Extract provided: Begin
A growing trend is to show photographs in ways that actively connect visitors to their original use and meaning. In the British Empire and Commonwealth Museum, Bristol a group of domestic photographs of British families in the colonies were framed and hung in a quasi-domestic style, in order to enable visitors to recognise themselves in the formats those photographs and connect to those histories. As one UK curator commented “if you have a problem with your terminology, if you’re not sure what words you can use, if you’re not linguistically very rich, having a photograph is a fabulous way of being able to talk about something without having to have the words.” The strategy also had practical considerations, which at the same time extended the possible ways in which photographs could be understood “ I had wanted to do was find a way of exploring the context of photos more, which is of course very hard, you can’t actually have everyone pawing your, pawing over your photo albums. But I did want to do something whereby you might have an image and you put a border round, you put a border on it, we did various cropping and said, well what do you feel about that? Or you take it off and you see the original caption but you take another sheet off and you see, oh, this is the photo that’s next to it, and why have they stuck those two together?.”
Extract provided: End
Input data: Begin
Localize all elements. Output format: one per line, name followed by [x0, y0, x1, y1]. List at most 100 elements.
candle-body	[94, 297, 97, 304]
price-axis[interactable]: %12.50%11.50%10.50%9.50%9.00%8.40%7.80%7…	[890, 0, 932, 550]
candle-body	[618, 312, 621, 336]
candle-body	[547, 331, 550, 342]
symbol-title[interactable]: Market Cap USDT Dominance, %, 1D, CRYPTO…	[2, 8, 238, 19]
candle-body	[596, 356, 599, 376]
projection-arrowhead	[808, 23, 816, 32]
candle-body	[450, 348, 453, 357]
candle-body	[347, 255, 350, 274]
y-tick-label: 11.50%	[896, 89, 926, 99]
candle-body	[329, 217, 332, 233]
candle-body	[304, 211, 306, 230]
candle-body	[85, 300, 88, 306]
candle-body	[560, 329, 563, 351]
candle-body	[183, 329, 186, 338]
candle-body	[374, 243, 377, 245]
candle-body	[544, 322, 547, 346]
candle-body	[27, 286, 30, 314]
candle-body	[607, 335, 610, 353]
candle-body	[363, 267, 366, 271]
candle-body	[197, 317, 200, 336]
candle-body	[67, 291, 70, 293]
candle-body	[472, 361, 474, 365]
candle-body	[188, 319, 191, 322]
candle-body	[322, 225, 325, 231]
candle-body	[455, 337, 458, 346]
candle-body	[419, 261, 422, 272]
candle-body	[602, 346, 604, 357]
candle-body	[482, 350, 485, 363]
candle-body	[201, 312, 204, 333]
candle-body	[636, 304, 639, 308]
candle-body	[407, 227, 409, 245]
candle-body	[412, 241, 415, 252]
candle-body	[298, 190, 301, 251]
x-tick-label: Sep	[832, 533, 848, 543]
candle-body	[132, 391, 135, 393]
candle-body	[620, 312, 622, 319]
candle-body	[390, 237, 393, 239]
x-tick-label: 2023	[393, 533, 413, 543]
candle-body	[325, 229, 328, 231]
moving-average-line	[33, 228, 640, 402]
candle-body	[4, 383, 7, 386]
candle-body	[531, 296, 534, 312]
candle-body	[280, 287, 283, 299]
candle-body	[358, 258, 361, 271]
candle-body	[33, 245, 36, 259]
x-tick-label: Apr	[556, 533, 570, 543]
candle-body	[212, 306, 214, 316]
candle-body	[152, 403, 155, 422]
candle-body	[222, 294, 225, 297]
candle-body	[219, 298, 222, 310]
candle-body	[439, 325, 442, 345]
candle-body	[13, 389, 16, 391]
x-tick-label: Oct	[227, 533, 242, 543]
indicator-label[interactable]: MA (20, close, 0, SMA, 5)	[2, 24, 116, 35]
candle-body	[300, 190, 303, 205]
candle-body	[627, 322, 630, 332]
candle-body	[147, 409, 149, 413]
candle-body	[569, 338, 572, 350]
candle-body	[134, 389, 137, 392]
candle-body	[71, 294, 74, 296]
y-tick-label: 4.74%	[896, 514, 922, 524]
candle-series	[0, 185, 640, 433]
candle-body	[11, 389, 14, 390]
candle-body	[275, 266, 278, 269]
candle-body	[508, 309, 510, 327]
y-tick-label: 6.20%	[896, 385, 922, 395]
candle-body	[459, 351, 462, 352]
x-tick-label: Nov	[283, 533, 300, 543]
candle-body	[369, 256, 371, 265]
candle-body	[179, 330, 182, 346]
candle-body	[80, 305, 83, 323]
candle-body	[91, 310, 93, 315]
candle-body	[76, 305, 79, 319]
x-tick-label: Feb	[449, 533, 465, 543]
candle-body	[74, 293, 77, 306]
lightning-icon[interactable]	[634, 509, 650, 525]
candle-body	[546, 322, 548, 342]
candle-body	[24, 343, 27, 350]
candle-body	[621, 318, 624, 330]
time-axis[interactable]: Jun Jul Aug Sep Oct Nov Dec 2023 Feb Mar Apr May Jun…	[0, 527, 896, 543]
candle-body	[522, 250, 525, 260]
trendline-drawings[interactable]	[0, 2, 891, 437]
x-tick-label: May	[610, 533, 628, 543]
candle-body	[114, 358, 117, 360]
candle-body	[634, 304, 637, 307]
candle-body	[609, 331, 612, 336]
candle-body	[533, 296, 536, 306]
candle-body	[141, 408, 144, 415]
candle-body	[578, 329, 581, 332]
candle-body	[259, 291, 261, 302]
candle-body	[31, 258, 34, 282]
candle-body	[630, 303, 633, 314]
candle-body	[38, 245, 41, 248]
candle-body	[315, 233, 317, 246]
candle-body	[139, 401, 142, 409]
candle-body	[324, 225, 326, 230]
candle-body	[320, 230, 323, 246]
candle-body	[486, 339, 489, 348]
Input data: End
> Problem requirements
Continue the passage above about how museums display photographs, starting right after its final sentence.

> Exercise result
In the Tropenmuseum Amsterdam, the act of photography as made the central figure in the galleries on colonial collecting, A model with a large plate camera points the lens towards a photo-mural of tropical landscape and its inhabitants. In a further example the exhibition I permit myself to send you a bundle of Malagasy things in the University Museum of Bergen used the format of the photographic album to present further visual and textual information on the history of the museum’s Madagascar collection and its links to Norwegian missionaries and the mission movement. The format of the photographic album was used not only to emulated the way in which many photographs, including mission records, were experienced by their original viewers. The albums were also used to provide a reflexive space in which to explore the visual culture of the missions, their colonial contexts and the processes of ethnographic collecting. The use of this format therefore kept the agency of photographs central to wider discussions.
These different strategies are examples of the way in which the formatting and presentation of photographs in museum radically change their meaning. They also point to the way photographs and their work is evaluated in museums.
[i] Corinne Kratz, “Rhetorics of Value”, Visual Anthropology Review 27(1): 29.